# Problem description:
What lines of the data include the string "山脚的温度不同"? Copy them all.

# Material for the task:
──────────────────────────────
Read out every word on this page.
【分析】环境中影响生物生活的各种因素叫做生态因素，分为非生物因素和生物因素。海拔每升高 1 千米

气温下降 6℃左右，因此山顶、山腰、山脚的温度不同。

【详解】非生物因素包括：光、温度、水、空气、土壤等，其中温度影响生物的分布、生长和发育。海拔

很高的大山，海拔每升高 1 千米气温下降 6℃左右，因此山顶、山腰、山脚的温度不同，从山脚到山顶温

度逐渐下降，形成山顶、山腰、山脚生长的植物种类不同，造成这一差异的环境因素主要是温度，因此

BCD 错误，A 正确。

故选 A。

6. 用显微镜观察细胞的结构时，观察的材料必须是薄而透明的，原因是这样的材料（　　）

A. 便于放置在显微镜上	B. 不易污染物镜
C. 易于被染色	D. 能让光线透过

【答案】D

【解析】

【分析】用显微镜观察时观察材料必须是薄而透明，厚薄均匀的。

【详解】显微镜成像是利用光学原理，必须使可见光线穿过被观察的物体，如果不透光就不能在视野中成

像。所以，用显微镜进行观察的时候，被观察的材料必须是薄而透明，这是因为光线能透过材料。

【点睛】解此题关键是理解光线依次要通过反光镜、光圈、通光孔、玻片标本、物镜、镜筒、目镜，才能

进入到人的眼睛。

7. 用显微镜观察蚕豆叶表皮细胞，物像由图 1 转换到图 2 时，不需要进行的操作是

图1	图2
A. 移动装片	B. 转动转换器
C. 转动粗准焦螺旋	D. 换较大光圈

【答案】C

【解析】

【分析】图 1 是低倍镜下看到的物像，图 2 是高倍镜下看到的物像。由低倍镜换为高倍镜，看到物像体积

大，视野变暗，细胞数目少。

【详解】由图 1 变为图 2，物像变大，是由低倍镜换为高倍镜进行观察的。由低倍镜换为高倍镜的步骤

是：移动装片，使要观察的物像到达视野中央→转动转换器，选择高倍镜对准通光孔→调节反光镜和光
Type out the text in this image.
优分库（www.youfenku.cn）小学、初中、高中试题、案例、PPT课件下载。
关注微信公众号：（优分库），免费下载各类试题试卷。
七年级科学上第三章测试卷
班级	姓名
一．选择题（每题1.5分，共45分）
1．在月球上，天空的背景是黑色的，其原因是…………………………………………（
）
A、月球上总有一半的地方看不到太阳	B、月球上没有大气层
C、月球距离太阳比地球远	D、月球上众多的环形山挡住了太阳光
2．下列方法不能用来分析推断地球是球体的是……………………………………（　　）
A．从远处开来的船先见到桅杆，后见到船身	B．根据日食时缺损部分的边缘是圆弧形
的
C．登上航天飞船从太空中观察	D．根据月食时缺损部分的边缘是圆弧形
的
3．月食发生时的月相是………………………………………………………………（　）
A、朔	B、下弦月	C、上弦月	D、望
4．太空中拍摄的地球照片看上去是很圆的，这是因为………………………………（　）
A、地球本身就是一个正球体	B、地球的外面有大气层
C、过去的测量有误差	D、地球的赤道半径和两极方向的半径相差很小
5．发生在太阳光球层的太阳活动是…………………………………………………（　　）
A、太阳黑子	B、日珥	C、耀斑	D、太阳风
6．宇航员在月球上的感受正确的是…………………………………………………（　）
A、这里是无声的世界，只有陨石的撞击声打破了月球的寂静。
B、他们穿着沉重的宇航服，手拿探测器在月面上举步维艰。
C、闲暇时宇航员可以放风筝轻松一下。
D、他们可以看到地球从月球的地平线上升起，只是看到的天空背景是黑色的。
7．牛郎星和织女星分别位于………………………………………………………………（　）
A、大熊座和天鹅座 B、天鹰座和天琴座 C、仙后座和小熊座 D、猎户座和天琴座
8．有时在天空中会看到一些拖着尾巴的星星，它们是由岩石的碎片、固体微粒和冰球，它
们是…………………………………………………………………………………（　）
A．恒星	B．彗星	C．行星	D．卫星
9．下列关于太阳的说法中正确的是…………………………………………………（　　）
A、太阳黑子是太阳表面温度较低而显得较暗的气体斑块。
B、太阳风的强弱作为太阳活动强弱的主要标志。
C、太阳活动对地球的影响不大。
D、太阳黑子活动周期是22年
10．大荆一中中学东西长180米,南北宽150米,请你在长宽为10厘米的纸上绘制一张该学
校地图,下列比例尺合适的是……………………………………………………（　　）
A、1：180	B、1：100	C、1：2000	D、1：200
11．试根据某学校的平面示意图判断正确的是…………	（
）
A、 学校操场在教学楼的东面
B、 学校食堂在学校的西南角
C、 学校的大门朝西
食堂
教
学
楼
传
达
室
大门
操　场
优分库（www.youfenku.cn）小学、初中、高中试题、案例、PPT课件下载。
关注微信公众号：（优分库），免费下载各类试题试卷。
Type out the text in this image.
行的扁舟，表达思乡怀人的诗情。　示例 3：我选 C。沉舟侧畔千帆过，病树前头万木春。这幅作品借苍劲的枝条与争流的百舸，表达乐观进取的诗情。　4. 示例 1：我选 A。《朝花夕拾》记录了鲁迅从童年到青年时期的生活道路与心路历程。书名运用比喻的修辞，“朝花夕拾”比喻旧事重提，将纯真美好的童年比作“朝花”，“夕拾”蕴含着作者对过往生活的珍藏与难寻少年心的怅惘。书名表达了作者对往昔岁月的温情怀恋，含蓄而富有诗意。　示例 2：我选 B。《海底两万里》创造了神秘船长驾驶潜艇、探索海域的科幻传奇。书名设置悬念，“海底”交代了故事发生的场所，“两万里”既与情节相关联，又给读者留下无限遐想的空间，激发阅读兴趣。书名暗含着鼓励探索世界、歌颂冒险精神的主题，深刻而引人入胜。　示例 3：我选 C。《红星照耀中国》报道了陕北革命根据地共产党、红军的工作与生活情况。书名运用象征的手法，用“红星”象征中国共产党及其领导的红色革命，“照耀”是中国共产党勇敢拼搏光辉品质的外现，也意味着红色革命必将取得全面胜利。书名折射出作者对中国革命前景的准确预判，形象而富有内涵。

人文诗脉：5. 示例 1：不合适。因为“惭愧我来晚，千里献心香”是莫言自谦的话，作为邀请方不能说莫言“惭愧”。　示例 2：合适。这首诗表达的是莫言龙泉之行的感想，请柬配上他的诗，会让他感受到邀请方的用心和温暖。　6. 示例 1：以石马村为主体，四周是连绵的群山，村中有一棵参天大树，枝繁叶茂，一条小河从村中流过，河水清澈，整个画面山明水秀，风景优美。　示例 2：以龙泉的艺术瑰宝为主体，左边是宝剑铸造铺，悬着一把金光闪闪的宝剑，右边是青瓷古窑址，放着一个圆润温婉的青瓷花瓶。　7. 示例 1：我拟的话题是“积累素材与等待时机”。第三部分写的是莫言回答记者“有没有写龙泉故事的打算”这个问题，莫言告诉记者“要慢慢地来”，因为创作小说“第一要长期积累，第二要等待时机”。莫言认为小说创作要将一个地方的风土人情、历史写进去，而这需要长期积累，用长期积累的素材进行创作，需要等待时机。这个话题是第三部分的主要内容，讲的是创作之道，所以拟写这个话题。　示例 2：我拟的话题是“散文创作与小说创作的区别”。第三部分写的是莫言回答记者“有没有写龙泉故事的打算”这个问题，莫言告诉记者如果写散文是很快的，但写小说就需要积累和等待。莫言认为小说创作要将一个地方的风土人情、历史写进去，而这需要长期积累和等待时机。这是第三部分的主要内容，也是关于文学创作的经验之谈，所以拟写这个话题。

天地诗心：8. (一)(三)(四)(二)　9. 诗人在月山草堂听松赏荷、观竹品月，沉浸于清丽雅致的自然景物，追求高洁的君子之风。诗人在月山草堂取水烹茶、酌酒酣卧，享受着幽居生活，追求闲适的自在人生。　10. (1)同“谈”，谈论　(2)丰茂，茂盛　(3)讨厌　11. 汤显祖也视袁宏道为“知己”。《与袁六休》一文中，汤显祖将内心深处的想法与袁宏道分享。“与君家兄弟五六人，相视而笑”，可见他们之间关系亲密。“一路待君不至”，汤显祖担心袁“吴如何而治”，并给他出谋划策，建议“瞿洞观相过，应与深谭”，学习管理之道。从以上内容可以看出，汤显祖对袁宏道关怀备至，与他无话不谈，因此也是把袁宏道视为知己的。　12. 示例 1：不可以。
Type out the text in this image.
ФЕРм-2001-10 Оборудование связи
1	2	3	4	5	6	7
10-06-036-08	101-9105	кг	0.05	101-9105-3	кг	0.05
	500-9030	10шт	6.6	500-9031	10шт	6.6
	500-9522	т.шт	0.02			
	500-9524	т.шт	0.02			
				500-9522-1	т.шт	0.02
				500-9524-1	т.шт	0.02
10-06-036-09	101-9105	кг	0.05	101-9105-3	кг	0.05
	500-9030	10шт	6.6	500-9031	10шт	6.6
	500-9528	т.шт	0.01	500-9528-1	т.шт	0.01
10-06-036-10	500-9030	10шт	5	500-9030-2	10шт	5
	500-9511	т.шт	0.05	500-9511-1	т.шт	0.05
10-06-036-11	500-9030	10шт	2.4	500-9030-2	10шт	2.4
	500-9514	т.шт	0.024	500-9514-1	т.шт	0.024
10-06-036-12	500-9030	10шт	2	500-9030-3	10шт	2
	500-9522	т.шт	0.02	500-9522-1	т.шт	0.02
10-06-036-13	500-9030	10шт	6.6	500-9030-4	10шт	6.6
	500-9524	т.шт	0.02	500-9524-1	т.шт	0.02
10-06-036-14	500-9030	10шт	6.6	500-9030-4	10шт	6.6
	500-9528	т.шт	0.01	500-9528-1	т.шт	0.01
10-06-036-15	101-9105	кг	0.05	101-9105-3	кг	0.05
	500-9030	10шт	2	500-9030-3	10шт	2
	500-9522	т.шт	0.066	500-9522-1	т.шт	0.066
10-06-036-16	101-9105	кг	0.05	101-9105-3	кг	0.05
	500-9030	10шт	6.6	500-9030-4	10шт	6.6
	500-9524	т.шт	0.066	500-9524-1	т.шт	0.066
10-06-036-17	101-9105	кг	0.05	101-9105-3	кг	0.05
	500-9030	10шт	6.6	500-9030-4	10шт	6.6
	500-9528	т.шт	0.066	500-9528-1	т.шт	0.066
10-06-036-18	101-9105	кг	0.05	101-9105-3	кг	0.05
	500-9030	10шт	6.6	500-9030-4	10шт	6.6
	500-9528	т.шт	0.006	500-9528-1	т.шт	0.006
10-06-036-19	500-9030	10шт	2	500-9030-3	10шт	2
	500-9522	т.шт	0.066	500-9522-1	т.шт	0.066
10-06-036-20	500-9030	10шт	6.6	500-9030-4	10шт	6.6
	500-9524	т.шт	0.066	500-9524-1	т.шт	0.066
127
──────────────────────────────
# Response to this task:
气温下降 6℃左右，因此山顶、山腰、山脚的温度不同。
很高的大山，海拔每升高 1 千米气温下降 6℃左右，因此山顶、山腰、山脚的温度不同，从山脚到山顶温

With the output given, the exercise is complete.